→ GIVEN PROBLEM
Return all lines with the word "IMET" in them.

→ PROVIDED RECORDS
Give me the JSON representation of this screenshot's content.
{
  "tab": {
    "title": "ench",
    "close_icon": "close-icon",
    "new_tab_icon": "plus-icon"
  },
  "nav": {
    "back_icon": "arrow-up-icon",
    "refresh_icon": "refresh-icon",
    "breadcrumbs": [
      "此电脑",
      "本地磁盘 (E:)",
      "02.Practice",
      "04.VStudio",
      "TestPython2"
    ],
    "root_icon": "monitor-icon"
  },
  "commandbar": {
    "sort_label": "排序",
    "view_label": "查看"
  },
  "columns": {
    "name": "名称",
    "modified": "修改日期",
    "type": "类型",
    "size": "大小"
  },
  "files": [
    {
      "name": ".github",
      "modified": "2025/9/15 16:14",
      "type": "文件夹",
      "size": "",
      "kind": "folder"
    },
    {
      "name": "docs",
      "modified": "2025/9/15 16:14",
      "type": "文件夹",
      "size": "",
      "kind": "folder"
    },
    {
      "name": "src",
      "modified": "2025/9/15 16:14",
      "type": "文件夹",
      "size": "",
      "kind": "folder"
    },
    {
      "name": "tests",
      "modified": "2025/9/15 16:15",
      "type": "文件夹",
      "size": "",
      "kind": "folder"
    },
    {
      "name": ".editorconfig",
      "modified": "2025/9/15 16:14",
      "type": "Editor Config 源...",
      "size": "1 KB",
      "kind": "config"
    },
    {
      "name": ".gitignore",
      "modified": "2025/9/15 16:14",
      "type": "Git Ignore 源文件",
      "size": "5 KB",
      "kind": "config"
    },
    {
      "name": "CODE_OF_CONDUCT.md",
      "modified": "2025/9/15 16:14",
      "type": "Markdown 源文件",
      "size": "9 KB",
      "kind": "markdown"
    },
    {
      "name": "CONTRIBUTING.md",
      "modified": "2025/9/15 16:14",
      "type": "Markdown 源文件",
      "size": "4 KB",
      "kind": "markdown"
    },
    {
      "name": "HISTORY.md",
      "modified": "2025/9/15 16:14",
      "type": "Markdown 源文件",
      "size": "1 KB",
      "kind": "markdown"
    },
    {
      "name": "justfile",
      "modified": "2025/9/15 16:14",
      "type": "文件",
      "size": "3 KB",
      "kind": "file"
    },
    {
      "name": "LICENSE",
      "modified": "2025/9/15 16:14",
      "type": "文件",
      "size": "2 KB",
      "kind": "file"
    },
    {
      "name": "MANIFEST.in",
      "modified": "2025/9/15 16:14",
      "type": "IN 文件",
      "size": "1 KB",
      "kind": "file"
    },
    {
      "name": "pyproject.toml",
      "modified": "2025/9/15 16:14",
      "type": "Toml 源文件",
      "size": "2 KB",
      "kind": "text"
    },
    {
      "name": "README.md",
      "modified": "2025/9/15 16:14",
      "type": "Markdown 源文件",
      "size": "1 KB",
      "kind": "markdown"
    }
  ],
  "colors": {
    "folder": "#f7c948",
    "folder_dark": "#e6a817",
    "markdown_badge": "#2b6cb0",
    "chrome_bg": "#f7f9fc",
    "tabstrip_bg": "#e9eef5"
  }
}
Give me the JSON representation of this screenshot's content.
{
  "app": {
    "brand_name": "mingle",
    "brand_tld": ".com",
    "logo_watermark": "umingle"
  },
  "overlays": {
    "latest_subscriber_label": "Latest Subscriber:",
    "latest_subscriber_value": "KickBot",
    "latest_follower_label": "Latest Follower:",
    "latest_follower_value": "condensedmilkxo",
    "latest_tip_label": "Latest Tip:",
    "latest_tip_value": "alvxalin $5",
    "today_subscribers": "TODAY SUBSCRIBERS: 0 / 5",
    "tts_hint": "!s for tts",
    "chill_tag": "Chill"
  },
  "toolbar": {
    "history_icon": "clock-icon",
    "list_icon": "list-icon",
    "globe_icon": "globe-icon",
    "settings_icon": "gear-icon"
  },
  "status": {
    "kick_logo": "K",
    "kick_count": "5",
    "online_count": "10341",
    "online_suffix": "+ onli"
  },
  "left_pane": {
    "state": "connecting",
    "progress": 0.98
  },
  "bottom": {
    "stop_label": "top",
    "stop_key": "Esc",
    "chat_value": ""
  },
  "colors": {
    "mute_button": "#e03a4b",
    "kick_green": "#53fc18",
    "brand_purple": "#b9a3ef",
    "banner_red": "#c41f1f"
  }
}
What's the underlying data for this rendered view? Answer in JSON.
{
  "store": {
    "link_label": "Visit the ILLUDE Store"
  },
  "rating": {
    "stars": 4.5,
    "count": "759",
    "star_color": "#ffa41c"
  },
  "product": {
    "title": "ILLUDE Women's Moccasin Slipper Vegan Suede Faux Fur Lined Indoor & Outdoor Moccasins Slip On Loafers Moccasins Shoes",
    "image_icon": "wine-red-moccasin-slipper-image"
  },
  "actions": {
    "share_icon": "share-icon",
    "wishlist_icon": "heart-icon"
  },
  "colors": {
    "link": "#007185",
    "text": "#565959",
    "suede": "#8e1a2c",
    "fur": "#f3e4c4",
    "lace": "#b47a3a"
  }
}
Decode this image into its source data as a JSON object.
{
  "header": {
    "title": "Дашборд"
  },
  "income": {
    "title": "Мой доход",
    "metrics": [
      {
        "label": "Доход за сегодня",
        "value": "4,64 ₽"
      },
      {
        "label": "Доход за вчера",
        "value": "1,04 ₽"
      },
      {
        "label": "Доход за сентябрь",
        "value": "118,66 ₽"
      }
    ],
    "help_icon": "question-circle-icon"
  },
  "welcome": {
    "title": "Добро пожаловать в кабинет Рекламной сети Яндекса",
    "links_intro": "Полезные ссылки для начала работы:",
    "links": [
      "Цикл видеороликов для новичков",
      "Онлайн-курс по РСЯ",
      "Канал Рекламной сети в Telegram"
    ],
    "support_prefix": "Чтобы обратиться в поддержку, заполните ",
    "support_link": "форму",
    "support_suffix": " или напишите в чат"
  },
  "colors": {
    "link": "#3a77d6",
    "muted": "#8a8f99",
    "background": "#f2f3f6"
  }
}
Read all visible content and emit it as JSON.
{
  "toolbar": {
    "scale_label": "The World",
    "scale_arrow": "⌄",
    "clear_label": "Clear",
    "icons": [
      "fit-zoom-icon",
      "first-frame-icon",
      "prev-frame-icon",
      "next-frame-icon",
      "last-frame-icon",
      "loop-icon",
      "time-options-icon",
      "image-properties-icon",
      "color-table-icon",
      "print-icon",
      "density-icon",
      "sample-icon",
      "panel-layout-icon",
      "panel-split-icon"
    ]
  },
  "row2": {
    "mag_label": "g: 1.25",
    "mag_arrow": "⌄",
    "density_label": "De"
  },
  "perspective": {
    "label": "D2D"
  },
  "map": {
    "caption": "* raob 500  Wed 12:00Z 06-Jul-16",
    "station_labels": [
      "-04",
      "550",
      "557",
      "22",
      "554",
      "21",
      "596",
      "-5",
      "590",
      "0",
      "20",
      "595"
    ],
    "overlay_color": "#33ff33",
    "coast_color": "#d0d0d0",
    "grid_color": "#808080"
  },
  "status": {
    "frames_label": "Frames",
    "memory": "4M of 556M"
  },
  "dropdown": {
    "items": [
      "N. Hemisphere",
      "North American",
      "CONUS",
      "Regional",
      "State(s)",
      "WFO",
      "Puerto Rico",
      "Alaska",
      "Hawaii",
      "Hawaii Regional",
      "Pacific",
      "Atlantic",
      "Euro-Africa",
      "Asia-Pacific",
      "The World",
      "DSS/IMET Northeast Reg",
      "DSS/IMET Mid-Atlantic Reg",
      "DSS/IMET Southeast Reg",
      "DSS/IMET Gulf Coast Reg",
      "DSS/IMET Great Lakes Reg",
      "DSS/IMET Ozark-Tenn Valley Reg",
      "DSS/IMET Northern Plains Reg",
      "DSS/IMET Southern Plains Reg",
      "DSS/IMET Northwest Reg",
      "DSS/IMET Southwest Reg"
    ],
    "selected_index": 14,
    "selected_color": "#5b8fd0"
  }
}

→ RESULT OF THE EXERCISE
      "DSS/IMET Northeast Reg",
      "DSS/IMET Mid-Atlantic Reg",
      "DSS/IMET Southeast Reg",
      "DSS/IMET Gulf Coast Reg",
      "DSS/IMET Great Lakes Reg",
      "DSS/IMET Ozark-Tenn Valley Reg",
      "DSS/IMET Northern Plains Reg",
      "DSS/IMET Southern Plains Reg",
      "DSS/IMET Northwest Reg",
      "DSS/IMET Southwest Reg"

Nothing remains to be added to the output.